TO DO: What follows is a set of records; repeat all of them exactly.

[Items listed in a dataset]
>>>

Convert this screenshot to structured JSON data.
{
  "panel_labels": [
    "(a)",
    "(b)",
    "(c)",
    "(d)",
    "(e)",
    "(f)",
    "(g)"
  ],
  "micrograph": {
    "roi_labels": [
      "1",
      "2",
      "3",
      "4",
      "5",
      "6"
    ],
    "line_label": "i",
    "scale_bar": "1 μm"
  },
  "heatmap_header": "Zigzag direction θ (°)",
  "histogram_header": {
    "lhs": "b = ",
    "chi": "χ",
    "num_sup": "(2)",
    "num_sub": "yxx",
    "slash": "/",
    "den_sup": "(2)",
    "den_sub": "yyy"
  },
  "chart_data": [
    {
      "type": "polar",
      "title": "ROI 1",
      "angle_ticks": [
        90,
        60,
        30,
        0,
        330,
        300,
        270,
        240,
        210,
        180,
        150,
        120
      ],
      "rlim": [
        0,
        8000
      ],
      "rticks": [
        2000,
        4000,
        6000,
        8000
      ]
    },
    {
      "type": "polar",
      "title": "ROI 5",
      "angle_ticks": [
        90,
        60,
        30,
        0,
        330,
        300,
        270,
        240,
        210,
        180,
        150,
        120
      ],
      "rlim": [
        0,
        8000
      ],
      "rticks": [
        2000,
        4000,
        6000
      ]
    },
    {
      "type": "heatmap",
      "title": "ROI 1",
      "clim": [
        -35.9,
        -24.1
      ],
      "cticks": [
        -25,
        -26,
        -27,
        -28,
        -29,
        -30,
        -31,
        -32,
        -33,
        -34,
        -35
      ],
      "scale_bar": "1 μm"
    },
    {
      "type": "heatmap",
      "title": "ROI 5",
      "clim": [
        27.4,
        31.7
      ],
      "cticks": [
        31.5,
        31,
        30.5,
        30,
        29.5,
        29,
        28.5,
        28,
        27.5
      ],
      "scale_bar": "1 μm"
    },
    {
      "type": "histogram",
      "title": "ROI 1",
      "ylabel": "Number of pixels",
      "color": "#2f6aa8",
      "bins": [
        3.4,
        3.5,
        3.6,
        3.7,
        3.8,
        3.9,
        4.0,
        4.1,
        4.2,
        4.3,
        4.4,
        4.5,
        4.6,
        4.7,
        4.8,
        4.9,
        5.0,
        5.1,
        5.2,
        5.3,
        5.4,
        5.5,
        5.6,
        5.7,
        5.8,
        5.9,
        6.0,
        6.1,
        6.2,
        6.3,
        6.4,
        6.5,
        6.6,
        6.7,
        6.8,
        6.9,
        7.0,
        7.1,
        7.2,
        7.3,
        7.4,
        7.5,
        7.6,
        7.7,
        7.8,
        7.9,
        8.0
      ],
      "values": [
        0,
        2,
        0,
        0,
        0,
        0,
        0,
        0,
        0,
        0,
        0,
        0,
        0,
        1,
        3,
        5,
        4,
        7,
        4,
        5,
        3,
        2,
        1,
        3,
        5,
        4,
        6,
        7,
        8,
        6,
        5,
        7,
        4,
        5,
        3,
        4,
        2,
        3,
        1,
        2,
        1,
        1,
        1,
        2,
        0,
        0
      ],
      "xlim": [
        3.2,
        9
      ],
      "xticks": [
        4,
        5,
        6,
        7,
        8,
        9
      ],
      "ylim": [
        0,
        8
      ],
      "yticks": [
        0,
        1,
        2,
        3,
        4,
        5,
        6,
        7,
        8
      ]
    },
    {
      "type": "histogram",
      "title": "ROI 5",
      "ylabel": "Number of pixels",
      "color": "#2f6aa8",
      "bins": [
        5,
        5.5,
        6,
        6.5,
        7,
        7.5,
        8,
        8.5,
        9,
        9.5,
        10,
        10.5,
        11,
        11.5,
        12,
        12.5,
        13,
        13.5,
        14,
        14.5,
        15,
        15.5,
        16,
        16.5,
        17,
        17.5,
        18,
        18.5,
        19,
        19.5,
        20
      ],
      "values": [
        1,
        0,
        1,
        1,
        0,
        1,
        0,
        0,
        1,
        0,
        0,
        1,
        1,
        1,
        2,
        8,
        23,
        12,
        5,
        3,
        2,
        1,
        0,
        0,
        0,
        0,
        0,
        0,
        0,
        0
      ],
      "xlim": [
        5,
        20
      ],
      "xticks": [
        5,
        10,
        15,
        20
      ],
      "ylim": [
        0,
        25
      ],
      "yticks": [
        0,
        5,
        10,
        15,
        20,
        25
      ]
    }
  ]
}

<<<

RESULT OF THE TASK:
Convert this screenshot to structured JSON data.
{
  "panel_labels": [
    "(a)",
    "(b)",
    "(c)",
    "(d)",
    "(e)",
    "(f)",
    "(g)"
  ],
  "micrograph": {
    "roi_labels": [
      "1",
      "2",
      "3",
      "4",
      "5",
      "6"
    ],
    "line_label": "i",
    "scale_bar": "1 μm"
  },
  "heatmap_header": "Zigzag direction θ (°)",
  "histogram_header": {
    "lhs": "b = ",
    "chi": "χ",
    "num_sup": "(2)",
    "num_sub": "yxx",
    "slash": "/",
    "den_sup": "(2)",
    "den_sub": "yyy"
  },
  "chart_data": [
    {
      "type": "polar",
      "title": "ROI 1",
      "angle_ticks": [
        90,
        60,
        30,
        0,
        330,
        300,
        270,
        240,
        210,
        180,
        150,
        120
      ],
      "rlim": [
        0,
        8000
      ],
      "rticks": [
        2000,
        4000,
        6000,
        8000
      ]
    },
    {
      "type": "polar",
      "title": "ROI 5",
      "angle_ticks": [
        90,
        60,
        30,
        0,
        330,
        300,
        270,
        240,
        210,
        180,
        150,
        120
      ],
      "rlim": [
        0,
        8000
      ],
      "rticks": [
        2000,
        4000,
        6000
      ]
    },
    {
      "type": "heatmap",
      "title": "ROI 1",
      "clim": [
        -35.9,
        -24.1
      ],
      "cticks": [
        -25,
        -26,
        -27,
        -28,
        -29,
        -30,
        -31,
        -32,
        -33,
        -34,
        -35
      ],
      "scale_bar": "1 μm"
    },
    {
      "type": "heatmap",
      "title": "ROI 5",
      "clim": [
        27.4,
        31.7
      ],
      "cticks": [
        31.5,
        31,
        30.5,
        30,
        29.5,
        29,
        28.5,
        28,
        27.5
      ],
      "scale_bar": "1 μm"
    },
    {
      "type": "histogram",
      "title": "ROI 1",
      "ylabel": "Number of pixels",
      "color": "#2f6aa8",
      "bins": [
        3.4,
        3.5,
        3.6,
        3.7,
        3.8,
        3.9,
        4.0,
        4.1,
        4.2,
        4.3,
        4.4,
        4.5,
        4.6,
        4.7,
        4.8,
        4.9,
        5.0,
        5.1,
        5.2,
        5.3,
        5.4,
        5.5,
        5.6,
        5.7,
        5.8,
        5.9,
        6.0,
        6.1,
        6.2,
        6.3,
        6.4,
        6.5,
        6.6,
        6.7,
        6.8,
        6.9,
        7.0,
        7.1,
        7.2,
        7.3,
        7.4,
        7.5,
        7.6,
        7.7,
        7.8,
        7.9,
        8.0
      ],
      "values": [
        0,
        2,
        0,
        0,
        0,
        0,
        0,
        0,
        0,
        0,
        0,
        0,
        0,
        1,
        3,
        5,
        4,
        7,
        4,
        5,
        3,
        2,
        1,
        3,
        5,
        4,
        6,
        7,
        8,
        6,
        5,
        7,
        4,
        5,
        3,
        4,
        2,
        3,
        1,
        2,
        1,
        1,
        1,
        2,
        0,
        0
      ],
      "xlim": [
        3.2,
        9
      ],
      "xticks": [
        4,
        5,
        6,
        7,
        8,
        9
      ],
      "ylim": [
        0,
        8
      ],
      "yticks": [
        0,
        1,
        2,
        3,
        4,
        5,
        6,
        7,
        8
      ]
    },
    {
      "type": "histogram",
      "title": "ROI 5",
      "ylabel": "Number of pixels",
      "color": "#2f6aa8",
      "bins": [
        5,
        5.5,
        6,
        6.5,
        7,
        7.5,
        8,
        8.5,
        9,
        9.5,
        10,
        10.5,
        11,
        11.5,
        12,
        12.5,
        13,
        13.5,
        14,
        14.5,
        15,
        15.5,
        16,
        16.5,
        17,
        17.5,
        18,
        18.5,
        19,
        19.5,
        20
      ],
      "values": [
        1,
        0,
        1,
        1,
        0,
        1,
        0,
        0,
        1,
        0,
        0,
        1,
        1,
        1,
        2,
        8,
        23,
        12,
        5,
        3,
        2,
        1,
        0,
        0,
        0,
        0,
        0,
        0,
        0,
        0
      ],
      "xlim": [
        5,
        20
      ],
      "xticks": [
        5,
        10,
        15,
        20
      ],
      "ylim": [
        0,
        25
      ],
      "yticks": [
        0,
        5,
        10,
        15,
        20,
        25
      ]
    }
  ]
}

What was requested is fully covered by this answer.